Exercise requirements
Write out all records as given; omit images.

· · · ·

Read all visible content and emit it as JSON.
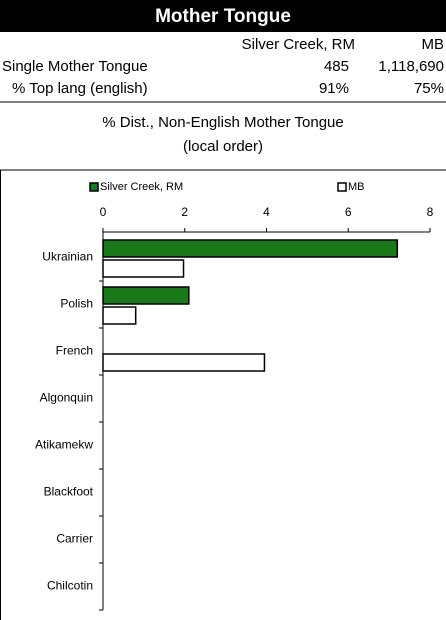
{
  "table": {
    "title": "Mother Tongue",
    "header": [
      "Silver Creek, RM",
      "MB"
    ],
    "rows": [
      [
        "Single Mother Tongue",
        "485",
        "1,118,690"
      ],
      [
        "% Top lang (english)",
        "91%",
        "75%"
      ]
    ]
  },
  "chart_data": {
    "type": "bar",
    "orientation": "horizontal",
    "title": "% Dist., Non-English Mother Tongue",
    "subtitle": "(local order)",
    "categories": [
      "Ukrainian",
      "Polish",
      "French",
      "Algonquin",
      "Atikamekw",
      "Blackfoot",
      "Carrier",
      "Chilcotin"
    ],
    "series": [
      {
        "name": "Silver Creek, RM",
        "color": "#1a7a1a",
        "values": [
          7.2,
          2.1,
          0,
          0,
          0,
          0,
          0,
          0
        ]
      },
      {
        "name": "MB",
        "color": "#ffffff",
        "values": [
          1.97,
          0.8,
          3.95,
          0,
          0,
          0,
          0,
          0
        ]
      }
    ],
    "xlim": [
      0,
      8
    ],
    "xticks": [
      0,
      2,
      4,
      6,
      8
    ],
    "legend": "top"
  }
}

· · · ·

Problem solution
Read all visible content and emit it as JSON.
{
  "table": {
    "title": "Mother Tongue",
    "header": [
      "Silver Creek, RM",
      "MB"
    ],
    "rows": [
      [
        "Single Mother Tongue",
        "485",
        "1,118,690"
      ],
      [
        "% Top lang (english)",
        "91%",
        "75%"
      ]
    ]
  },
  "chart_data": {
    "type": "bar",
    "orientation": "horizontal",
    "title": "% Dist., Non-English Mother Tongue",
    "subtitle": "(local order)",
    "categories": [
      "Ukrainian",
      "Polish",
      "French",
      "Algonquin",
      "Atikamekw",
      "Blackfoot",
      "Carrier",
      "Chilcotin"
    ],
    "series": [
      {
        "name": "Silver Creek, RM",
        "color": "#1a7a1a",
        "values": [
          7.2,
          2.1,
          0,
          0,
          0,
          0,
          0,
          0
        ]
      },
      {
        "name": "MB",
        "color": "#ffffff",
        "values": [
          1.97,
          0.8,
          3.95,
          0,
          0,
          0,
          0,
          0
        ]
      }
    ],
    "xlim": [
      0,
      8
    ],
    "xticks": [
      0,
      2,
      4,
      6,
      8
    ],
    "legend": "top"
  }
}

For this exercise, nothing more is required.